==== TASK INPUT ====

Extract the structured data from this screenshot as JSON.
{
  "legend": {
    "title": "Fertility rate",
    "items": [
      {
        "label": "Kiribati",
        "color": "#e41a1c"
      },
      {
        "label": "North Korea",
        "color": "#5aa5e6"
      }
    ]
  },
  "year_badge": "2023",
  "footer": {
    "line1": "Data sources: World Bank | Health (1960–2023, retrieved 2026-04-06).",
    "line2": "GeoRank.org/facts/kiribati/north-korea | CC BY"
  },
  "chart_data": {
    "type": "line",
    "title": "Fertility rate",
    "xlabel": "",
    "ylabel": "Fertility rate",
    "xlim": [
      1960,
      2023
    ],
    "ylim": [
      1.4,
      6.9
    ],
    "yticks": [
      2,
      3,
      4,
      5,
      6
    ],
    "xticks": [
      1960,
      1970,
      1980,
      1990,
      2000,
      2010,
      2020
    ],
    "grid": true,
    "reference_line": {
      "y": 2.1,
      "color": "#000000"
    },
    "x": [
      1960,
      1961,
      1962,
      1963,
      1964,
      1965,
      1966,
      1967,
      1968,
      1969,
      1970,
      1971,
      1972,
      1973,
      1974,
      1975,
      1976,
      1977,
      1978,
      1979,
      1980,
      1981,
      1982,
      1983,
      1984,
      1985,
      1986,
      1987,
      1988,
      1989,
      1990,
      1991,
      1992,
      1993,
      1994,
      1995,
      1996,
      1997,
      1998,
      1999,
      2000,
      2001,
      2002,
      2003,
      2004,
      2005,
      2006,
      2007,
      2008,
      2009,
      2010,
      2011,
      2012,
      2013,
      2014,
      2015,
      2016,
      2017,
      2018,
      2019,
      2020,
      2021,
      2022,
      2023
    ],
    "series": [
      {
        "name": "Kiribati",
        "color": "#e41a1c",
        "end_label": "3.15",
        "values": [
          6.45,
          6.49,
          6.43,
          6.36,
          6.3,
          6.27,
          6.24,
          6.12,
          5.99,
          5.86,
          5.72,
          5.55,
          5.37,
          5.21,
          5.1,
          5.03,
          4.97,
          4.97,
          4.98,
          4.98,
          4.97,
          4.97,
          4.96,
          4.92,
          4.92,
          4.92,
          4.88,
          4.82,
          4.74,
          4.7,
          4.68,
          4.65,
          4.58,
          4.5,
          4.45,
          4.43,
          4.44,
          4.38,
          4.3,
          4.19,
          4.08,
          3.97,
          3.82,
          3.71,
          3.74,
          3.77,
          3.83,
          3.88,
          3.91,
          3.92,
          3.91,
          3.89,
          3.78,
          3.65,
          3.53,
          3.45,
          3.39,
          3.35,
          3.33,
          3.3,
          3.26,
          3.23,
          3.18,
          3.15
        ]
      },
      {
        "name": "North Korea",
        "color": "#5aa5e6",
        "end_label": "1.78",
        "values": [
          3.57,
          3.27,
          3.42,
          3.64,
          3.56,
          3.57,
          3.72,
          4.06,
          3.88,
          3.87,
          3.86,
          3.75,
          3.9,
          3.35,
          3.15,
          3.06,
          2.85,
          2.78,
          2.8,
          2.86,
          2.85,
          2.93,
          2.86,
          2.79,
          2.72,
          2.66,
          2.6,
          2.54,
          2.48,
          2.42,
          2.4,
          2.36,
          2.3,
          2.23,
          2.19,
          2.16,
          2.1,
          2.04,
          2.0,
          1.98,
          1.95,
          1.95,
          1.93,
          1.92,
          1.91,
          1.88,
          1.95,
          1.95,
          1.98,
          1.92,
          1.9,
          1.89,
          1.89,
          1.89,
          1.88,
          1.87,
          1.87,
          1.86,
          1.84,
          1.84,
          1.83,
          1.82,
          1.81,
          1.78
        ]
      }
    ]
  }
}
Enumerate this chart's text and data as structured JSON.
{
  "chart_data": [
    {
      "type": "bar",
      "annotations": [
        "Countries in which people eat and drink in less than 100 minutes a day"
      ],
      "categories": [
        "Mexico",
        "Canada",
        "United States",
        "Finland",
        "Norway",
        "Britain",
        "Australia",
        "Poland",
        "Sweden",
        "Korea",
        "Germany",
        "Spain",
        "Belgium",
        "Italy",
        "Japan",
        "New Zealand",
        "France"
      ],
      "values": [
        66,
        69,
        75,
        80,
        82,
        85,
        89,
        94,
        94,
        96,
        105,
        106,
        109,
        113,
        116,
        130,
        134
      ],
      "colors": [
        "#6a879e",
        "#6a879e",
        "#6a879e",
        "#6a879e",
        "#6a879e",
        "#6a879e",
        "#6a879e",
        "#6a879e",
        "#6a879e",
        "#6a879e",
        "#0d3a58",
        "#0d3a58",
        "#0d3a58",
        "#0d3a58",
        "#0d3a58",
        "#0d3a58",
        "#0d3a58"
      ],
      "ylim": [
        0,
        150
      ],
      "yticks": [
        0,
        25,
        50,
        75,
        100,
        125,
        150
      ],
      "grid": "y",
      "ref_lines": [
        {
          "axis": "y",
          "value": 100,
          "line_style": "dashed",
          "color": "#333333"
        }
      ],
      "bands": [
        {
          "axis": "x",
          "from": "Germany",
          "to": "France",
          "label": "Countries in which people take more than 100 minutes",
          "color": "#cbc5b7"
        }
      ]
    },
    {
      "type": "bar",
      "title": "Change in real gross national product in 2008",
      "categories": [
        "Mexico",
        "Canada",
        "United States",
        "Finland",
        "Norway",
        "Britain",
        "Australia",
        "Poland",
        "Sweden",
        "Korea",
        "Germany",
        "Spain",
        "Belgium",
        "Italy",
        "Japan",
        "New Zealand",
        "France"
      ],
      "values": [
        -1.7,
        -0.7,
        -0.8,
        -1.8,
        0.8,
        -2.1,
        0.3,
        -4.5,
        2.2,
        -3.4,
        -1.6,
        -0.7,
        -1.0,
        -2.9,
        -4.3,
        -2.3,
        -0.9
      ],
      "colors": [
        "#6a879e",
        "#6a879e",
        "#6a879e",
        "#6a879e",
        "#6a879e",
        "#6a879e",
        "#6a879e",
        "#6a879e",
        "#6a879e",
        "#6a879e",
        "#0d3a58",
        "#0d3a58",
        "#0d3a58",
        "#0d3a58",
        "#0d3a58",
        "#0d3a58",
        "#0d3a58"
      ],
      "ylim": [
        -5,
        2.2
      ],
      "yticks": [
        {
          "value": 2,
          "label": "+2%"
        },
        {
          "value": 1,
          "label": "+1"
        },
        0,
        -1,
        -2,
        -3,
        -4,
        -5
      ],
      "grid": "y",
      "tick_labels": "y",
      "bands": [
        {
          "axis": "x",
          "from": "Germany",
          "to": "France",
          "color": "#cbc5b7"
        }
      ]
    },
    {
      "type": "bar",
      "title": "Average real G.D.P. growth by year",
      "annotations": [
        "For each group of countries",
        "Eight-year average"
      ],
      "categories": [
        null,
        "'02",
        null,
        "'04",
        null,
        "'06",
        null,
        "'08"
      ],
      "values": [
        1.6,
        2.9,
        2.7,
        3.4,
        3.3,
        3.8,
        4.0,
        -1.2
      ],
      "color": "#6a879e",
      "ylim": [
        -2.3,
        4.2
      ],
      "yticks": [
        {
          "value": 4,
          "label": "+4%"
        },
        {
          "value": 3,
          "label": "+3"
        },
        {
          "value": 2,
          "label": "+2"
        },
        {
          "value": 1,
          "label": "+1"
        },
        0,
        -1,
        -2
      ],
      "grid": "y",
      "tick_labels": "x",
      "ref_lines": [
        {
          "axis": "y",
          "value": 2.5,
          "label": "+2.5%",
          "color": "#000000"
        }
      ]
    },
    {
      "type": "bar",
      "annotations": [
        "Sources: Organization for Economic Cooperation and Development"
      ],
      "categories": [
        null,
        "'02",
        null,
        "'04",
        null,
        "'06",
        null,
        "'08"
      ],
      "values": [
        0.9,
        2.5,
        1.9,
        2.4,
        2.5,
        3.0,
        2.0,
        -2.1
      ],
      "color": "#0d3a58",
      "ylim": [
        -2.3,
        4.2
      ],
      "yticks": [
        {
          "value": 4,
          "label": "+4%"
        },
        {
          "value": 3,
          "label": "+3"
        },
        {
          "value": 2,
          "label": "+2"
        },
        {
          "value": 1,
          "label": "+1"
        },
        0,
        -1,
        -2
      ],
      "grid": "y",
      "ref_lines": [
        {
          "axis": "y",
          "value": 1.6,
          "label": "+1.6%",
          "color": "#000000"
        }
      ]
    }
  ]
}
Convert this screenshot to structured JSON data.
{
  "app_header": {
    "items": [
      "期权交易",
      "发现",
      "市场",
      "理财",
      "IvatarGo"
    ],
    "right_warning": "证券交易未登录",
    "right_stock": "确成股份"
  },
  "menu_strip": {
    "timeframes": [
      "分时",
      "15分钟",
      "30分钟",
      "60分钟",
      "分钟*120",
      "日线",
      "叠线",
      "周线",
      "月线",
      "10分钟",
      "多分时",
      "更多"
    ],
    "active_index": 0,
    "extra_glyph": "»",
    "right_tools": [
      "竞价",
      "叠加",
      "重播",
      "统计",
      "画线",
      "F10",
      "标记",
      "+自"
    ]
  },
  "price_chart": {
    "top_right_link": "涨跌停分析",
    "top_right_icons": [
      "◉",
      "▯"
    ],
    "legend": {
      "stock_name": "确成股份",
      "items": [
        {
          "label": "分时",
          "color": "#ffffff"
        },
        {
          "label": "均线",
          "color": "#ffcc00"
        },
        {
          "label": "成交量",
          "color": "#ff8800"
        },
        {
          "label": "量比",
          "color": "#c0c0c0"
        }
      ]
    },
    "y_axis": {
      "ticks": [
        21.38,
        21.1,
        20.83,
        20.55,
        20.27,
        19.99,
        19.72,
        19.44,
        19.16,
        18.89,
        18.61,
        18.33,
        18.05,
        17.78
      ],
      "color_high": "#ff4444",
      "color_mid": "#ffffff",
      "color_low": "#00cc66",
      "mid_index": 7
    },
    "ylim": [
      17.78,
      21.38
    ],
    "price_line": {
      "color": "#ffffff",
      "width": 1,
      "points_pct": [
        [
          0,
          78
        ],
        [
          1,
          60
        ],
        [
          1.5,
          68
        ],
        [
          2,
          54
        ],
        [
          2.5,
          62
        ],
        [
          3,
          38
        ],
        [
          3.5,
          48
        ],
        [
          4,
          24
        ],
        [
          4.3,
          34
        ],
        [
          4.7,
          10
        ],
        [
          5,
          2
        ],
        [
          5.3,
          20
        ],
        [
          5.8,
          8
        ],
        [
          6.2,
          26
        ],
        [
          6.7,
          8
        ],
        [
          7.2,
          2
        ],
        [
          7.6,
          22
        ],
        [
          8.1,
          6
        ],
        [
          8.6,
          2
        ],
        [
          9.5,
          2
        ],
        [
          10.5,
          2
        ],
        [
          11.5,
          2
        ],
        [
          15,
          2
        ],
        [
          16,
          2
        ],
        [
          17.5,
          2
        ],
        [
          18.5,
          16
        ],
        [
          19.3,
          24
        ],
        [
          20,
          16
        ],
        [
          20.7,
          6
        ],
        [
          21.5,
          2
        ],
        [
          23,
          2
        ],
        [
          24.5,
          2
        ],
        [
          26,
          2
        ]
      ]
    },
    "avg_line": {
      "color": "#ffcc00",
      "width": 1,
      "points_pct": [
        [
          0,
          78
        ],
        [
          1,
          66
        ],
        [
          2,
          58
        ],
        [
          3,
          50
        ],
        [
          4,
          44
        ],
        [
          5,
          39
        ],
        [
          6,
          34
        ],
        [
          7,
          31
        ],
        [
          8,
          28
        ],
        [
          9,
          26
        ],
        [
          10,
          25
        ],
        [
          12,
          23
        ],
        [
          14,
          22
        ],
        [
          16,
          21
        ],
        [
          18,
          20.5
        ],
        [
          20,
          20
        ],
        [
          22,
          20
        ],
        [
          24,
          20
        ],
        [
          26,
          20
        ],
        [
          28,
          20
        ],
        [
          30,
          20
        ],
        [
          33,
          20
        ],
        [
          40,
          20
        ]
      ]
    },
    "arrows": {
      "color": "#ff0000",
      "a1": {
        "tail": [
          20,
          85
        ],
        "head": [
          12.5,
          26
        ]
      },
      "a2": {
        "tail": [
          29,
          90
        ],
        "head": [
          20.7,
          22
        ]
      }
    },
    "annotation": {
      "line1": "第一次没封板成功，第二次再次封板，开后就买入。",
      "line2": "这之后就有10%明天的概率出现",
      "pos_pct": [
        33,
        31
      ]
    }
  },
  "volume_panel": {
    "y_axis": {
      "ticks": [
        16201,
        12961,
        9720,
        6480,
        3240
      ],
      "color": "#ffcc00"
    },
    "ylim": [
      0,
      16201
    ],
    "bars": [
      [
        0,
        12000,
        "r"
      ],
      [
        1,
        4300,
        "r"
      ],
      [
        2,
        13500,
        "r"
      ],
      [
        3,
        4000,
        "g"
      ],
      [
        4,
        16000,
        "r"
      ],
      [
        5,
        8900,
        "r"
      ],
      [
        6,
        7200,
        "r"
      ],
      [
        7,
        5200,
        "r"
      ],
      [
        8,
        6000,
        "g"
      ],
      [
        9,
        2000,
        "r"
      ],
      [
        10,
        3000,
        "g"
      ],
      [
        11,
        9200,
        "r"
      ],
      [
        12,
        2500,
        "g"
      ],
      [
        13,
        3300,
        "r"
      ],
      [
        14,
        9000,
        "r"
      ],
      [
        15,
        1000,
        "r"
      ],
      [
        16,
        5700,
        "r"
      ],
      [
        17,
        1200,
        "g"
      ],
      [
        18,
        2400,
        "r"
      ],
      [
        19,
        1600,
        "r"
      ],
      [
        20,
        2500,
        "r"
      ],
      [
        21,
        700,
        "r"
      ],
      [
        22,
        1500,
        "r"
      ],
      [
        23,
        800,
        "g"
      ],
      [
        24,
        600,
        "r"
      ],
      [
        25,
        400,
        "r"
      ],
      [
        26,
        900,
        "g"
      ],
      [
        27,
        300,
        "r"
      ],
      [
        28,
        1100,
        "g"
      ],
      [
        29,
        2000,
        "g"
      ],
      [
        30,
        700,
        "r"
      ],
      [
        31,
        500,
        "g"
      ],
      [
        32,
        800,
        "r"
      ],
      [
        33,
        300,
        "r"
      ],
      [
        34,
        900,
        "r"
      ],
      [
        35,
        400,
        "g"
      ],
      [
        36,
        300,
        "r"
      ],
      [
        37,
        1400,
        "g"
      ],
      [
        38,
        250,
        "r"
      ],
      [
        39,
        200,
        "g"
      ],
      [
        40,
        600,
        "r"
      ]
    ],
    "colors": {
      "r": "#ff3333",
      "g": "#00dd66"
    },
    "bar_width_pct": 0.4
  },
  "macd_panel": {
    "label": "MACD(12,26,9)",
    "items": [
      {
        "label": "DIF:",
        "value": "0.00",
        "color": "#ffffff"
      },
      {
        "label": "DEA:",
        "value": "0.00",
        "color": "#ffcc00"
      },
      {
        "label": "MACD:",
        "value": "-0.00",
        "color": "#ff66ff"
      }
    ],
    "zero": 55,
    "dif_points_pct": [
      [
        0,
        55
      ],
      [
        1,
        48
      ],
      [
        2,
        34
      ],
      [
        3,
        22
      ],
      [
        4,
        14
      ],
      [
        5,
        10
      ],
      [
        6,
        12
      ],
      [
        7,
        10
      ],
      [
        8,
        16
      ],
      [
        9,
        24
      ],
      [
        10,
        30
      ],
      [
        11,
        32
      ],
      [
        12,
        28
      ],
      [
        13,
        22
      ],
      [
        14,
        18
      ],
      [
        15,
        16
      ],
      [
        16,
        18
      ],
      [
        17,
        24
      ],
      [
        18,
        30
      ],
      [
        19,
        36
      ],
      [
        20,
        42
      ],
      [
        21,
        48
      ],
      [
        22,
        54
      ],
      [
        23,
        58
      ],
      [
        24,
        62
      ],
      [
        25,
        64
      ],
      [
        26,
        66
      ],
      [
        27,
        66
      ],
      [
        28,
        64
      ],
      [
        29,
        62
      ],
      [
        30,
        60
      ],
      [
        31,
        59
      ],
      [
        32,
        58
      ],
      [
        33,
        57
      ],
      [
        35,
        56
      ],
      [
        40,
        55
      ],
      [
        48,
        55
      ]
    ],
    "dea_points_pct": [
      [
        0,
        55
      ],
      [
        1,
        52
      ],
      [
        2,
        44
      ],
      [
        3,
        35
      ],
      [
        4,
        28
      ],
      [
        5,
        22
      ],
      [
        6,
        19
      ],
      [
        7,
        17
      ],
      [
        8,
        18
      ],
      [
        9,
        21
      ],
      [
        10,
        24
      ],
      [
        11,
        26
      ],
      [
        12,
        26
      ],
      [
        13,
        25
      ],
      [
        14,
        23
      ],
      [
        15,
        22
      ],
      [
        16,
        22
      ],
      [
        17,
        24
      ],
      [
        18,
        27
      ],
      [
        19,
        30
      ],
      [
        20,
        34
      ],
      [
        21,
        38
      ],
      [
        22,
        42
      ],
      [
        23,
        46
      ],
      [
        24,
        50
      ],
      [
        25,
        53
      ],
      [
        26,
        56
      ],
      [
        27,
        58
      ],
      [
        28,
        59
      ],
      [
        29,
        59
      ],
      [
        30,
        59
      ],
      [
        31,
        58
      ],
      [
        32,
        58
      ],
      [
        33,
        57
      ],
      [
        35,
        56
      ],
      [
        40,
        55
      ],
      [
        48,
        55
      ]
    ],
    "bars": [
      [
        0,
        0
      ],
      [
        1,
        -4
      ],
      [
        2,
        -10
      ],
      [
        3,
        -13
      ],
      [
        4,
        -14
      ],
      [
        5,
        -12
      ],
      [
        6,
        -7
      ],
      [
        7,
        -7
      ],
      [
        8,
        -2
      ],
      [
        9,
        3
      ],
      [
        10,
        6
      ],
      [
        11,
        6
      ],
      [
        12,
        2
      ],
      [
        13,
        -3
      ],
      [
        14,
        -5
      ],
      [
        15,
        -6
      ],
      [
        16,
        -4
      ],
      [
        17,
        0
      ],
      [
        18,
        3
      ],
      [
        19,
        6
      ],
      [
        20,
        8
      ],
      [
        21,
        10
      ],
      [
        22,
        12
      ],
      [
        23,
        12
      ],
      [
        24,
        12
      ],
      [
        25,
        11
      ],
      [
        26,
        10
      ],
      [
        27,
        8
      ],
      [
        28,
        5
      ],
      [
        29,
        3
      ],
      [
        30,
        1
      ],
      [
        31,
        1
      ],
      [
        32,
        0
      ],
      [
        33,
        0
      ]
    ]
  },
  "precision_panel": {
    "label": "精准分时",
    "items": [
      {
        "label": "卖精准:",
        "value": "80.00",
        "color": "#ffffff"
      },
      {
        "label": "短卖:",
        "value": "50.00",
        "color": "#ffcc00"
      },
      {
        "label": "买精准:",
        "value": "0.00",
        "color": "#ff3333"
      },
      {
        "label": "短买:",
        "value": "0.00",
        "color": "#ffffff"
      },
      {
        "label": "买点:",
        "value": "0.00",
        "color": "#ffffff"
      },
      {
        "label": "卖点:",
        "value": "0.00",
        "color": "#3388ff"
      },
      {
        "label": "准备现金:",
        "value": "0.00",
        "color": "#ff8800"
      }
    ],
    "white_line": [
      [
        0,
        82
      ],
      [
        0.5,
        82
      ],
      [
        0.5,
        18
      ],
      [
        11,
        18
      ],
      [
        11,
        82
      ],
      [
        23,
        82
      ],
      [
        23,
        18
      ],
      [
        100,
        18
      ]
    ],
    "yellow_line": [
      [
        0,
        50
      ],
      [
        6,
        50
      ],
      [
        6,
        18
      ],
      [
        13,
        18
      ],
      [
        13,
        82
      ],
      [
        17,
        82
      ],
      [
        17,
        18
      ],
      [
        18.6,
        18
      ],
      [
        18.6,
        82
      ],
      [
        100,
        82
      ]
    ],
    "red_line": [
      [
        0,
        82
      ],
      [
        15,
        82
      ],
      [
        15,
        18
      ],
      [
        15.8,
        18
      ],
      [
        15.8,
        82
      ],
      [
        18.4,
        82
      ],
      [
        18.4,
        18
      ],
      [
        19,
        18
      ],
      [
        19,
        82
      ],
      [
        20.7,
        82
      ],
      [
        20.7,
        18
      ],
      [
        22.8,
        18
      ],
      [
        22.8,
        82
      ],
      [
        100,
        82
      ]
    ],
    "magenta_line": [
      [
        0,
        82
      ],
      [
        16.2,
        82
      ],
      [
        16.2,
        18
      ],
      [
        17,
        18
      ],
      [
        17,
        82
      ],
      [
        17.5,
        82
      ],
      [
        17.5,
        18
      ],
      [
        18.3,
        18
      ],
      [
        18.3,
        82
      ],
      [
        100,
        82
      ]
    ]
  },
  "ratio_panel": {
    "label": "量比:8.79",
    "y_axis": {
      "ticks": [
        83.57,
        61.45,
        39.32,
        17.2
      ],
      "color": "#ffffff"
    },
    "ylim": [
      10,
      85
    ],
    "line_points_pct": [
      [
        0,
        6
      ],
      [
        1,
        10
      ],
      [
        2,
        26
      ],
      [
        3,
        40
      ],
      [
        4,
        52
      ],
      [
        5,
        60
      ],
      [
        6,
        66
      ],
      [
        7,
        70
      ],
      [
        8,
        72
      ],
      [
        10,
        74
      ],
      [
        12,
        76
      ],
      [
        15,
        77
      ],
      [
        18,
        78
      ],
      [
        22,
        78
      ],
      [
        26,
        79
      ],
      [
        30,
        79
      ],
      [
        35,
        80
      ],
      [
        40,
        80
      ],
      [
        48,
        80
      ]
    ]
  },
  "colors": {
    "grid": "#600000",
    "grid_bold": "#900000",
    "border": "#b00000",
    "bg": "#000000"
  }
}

====

TO DO » Extract every line of the records above that contains the word "screenshot".

FULL ANSWER »
Extract the structured data from this screenshot as JSON.
Convert this screenshot to structured JSON data.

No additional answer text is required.